Begin Input records
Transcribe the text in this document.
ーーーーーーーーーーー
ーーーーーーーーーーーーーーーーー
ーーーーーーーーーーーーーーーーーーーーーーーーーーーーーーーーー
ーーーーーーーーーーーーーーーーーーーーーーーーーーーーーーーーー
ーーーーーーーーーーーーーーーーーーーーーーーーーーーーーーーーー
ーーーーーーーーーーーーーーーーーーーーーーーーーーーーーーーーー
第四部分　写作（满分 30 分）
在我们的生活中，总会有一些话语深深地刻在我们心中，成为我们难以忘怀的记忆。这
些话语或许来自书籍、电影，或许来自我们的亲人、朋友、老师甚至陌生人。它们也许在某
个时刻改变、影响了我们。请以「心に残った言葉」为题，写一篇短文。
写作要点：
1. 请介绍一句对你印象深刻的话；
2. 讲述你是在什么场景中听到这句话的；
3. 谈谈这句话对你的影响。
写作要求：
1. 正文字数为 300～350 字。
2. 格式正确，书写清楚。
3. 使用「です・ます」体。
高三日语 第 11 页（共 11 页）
End Input records
## Aim
Return all of the data precisely as it appears.

## Solution to this exercise
Transcribe the text in this document.
ーーーーーーーーーーー
ーーーーーーーーーーーーーーーーー
ーーーーーーーーーーーーーーーーーーーーーーーーーーーーーーーーー
ーーーーーーーーーーーーーーーーーーーーーーーーーーーーーーーーー
ーーーーーーーーーーーーーーーーーーーーーーーーーーーーーーーーー
ーーーーーーーーーーーーーーーーーーーーーーーーーーーーーーーーー
第四部分　写作（满分 30 分）
在我们的生活中，总会有一些话语深深地刻在我们心中，成为我们难以忘怀的记忆。这
些话语或许来自书籍、电影，或许来自我们的亲人、朋友、老师甚至陌生人。它们也许在某
个时刻改变、影响了我们。请以「心に残った言葉」为题，写一篇短文。
写作要点：
1. 请介绍一句对你印象深刻的话；
2. 讲述你是在什么场景中听到这句话的；
3. 谈谈这句话对你的影响。
写作要求：
1. 正文字数为 300～350 字。
2. 格式正确，书写清楚。
3. 使用「です・ます」体。
高三日语 第 11 页（共 11 页）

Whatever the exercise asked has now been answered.